- Goal
Pick out all lines in the listing holding the string "Bookmark" and copy them.
[start of Records to process]
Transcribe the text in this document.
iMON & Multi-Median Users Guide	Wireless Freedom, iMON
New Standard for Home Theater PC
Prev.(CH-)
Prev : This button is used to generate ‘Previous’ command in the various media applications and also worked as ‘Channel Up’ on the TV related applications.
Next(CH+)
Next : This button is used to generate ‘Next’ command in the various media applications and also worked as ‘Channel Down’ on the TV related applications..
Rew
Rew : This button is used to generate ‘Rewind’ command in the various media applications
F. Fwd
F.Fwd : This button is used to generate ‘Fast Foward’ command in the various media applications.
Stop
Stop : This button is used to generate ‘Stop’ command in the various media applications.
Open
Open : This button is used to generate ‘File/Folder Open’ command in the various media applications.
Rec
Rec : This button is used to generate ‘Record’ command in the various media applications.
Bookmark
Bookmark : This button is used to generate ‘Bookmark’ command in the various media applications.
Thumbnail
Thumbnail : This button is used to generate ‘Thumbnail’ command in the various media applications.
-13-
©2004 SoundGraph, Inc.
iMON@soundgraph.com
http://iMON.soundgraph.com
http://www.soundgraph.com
[end of Records to process]
- In response
Bookmark
Bookmark : This button is used to generate ‘Bookmark’ command in the various media applications.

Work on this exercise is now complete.